Please transcribe the listing below in full and word for word, without its pictures.
----------------------------------------
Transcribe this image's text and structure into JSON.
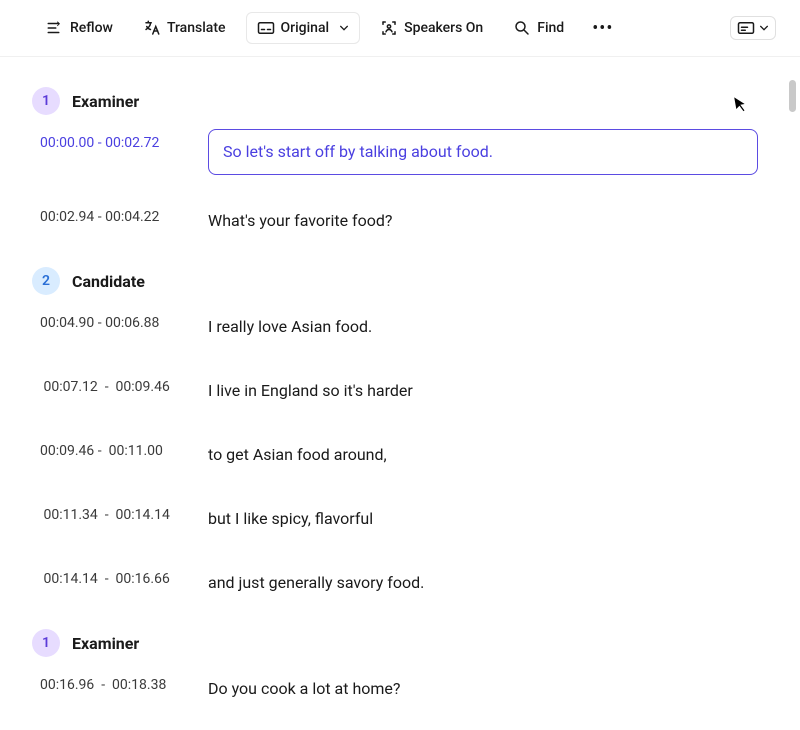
{
  "toolbar": {
    "reflow": "Reflow",
    "translate": "Translate",
    "original": "Original",
    "speakers": "Speakers On",
    "find": "Find"
  },
  "segments": [
    {
      "speaker": {
        "num": "1",
        "name": "Examiner",
        "color": "purple"
      },
      "lines": [
        {
          "ts": "00:00.00 - 00:02.72",
          "text": "So let's start off by talking about food.",
          "active": true
        },
        {
          "ts": "00:02.94 - 00:04.22",
          "text": "What's your favorite food?"
        }
      ]
    },
    {
      "speaker": {
        "num": "2",
        "name": "Candidate",
        "color": "blue"
      },
      "lines": [
        {
          "ts": "00:04.90 - 00:06.88",
          "text": "I really love Asian food."
        },
        {
          "ts": " 00:07.12  -  00:09.46",
          "text": "I live in England so it's harder"
        },
        {
          "ts": "00:09.46 -  00:11.00",
          "text": "to get Asian food around,"
        },
        {
          "ts": " 00:11.34  -  00:14.14",
          "text": "but I like spicy, flavorful"
        },
        {
          "ts": " 00:14.14  -  00:16.66",
          "text": "and just generally savory food."
        }
      ]
    },
    {
      "speaker": {
        "num": "1",
        "name": "Examiner",
        "color": "purple"
      },
      "lines": [
        {
          "ts": "00:16.96  -  00:18.38",
          "text": "Do you cook a lot at home?"
        }
      ]
    }
  ]
}
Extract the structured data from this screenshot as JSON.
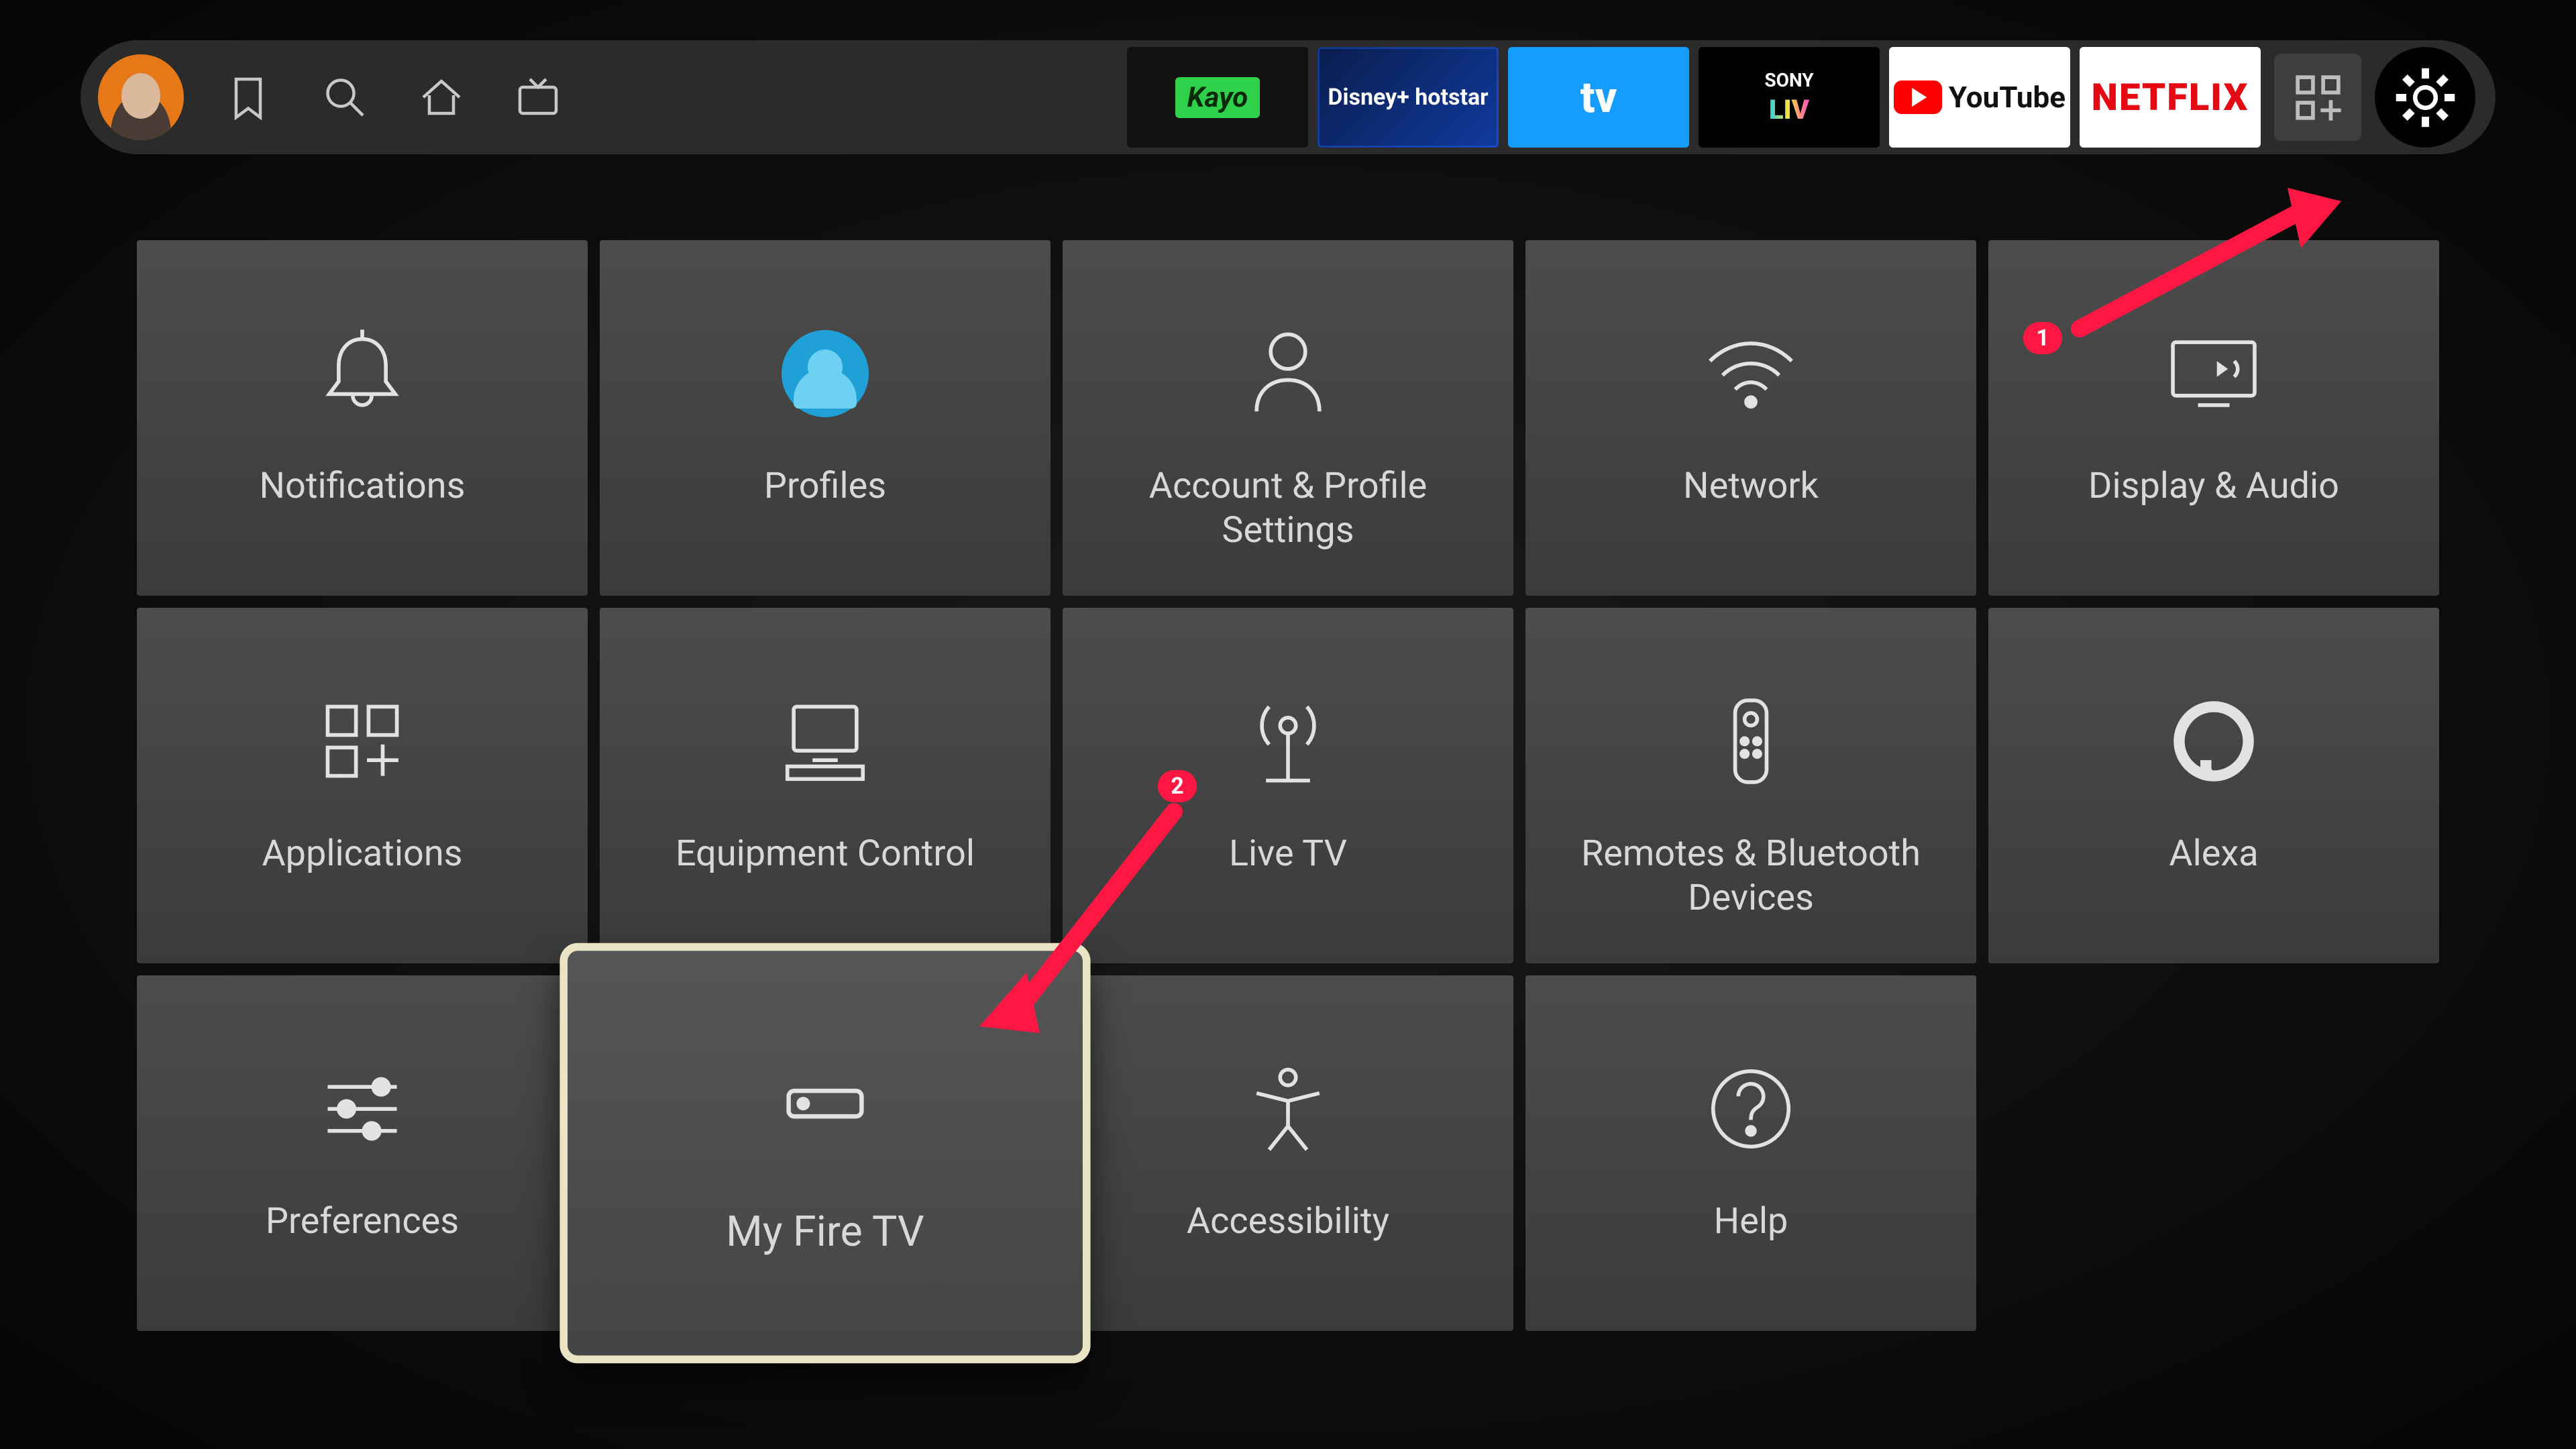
{
  "nav": {
    "apps": [
      {
        "id": "kayo",
        "label": "Kayo"
      },
      {
        "id": "hotstar",
        "label": "Disney+ hotstar"
      },
      {
        "id": "tv",
        "label": "tv"
      },
      {
        "id": "sony",
        "label_top": "SONY",
        "label_bottom": "LIV"
      },
      {
        "id": "youtube",
        "label": "YouTube"
      },
      {
        "id": "netflix",
        "label": "NETFLIX"
      }
    ]
  },
  "settings": {
    "tiles": [
      {
        "id": "notifications",
        "label": "Notifications",
        "icon": "bell"
      },
      {
        "id": "profiles",
        "label": "Profiles",
        "icon": "profile"
      },
      {
        "id": "account",
        "label": "Account & Profile Settings",
        "icon": "person"
      },
      {
        "id": "network",
        "label": "Network",
        "icon": "wifi"
      },
      {
        "id": "display-audio",
        "label": "Display & Audio",
        "icon": "tv-audio"
      },
      {
        "id": "applications",
        "label": "Applications",
        "icon": "apps-add"
      },
      {
        "id": "equipment-control",
        "label": "Equipment Control",
        "icon": "equipment"
      },
      {
        "id": "live-tv",
        "label": "Live TV",
        "icon": "antenna"
      },
      {
        "id": "remotes",
        "label": "Remotes & Bluetooth Devices",
        "icon": "remote"
      },
      {
        "id": "alexa",
        "label": "Alexa",
        "icon": "alexa"
      },
      {
        "id": "preferences",
        "label": "Preferences",
        "icon": "sliders"
      },
      {
        "id": "my-fire-tv",
        "label": "My Fire TV",
        "icon": "device",
        "selected": true
      },
      {
        "id": "accessibility",
        "label": "Accessibility",
        "icon": "accessibility"
      },
      {
        "id": "help",
        "label": "Help",
        "icon": "help"
      }
    ]
  },
  "annotations": {
    "badge1": "1",
    "badge2": "2"
  }
}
----------------------------------------
_Response to the exercise_
Transcribe this image's text and structure into JSON.
{
  "toolbar": {
    "reflow": "Reflow",
    "translate": "Translate",
    "original": "Original",
    "speakers": "Speakers On",
    "find": "Find"
  },
  "segments": [
    {
      "speaker": {
        "num": "1",
        "name": "Examiner",
        "color": "purple"
      },
      "lines": [
        {
          "ts": "00:00.00 - 00:02.72",
          "text": "So let's start off by talking about food.",
          "active": true
        },
        {
          "ts": "00:02.94 - 00:04.22",
          "text": "What's your favorite food?"
        }
      ]
    },
    {
      "speaker": {
        "num": "2",
        "name": "Candidate",
        "color": "blue"
      },
      "lines": [
        {
          "ts": "00:04.90 - 00:06.88",
          "text": "I really love Asian food."
        },
        {
          "ts": " 00:07.12  -  00:09.46",
          "text": "I live in England so it's harder"
        },
        {
          "ts": "00:09.46 -  00:11.00",
          "text": "to get Asian food around,"
        },
        {
          "ts": " 00:11.34  -  00:14.14",
          "text": "but I like spicy, flavorful"
        },
        {
          "ts": " 00:14.14  -  00:16.66",
          "text": "and just generally savory food."
        }
      ]
    },
    {
      "speaker": {
        "num": "1",
        "name": "Examiner",
        "color": "purple"
      },
      "lines": [
        {
          "ts": "00:16.96  -  00:18.38",
          "text": "Do you cook a lot at home?"
        }
      ]
    }
  ]
}
Extract the structured data from this screenshot as JSON.
{
  "nav": {
    "apps": [
      {
        "id": "kayo",
        "label": "Kayo"
      },
      {
        "id": "hotstar",
        "label": "Disney+ hotstar"
      },
      {
        "id": "tv",
        "label": "tv"
      },
      {
        "id": "sony",
        "label_top": "SONY",
        "label_bottom": "LIV"
      },
      {
        "id": "youtube",
        "label": "YouTube"
      },
      {
        "id": "netflix",
        "label": "NETFLIX"
      }
    ]
  },
  "settings": {
    "tiles": [
      {
        "id": "notifications",
        "label": "Notifications",
        "icon": "bell"
      },
      {
        "id": "profiles",
        "label": "Profiles",
        "icon": "profile"
      },
      {
        "id": "account",
        "label": "Account & Profile Settings",
        "icon": "person"
      },
      {
        "id": "network",
        "label": "Network",
        "icon": "wifi"
      },
      {
        "id": "display-audio",
        "label": "Display & Audio",
        "icon": "tv-audio"
      },
      {
        "id": "applications",
        "label": "Applications",
        "icon": "apps-add"
      },
      {
        "id": "equipment-control",
        "label": "Equipment Control",
        "icon": "equipment"
      },
      {
        "id": "live-tv",
        "label": "Live TV",
        "icon": "antenna"
      },
      {
        "id": "remotes",
        "label": "Remotes & Bluetooth Devices",
        "icon": "remote"
      },
      {
        "id": "alexa",
        "label": "Alexa",
        "icon": "alexa"
      },
      {
        "id": "preferences",
        "label": "Preferences",
        "icon": "sliders"
      },
      {
        "id": "my-fire-tv",
        "label": "My Fire TV",
        "icon": "device",
        "selected": true
      },
      {
        "id": "accessibility",
        "label": "Accessibility",
        "icon": "accessibility"
      },
      {
        "id": "help",
        "label": "Help",
        "icon": "help"
      }
    ]
  },
  "annotations": {
    "badge1": "1",
    "badge2": "2"
  }
}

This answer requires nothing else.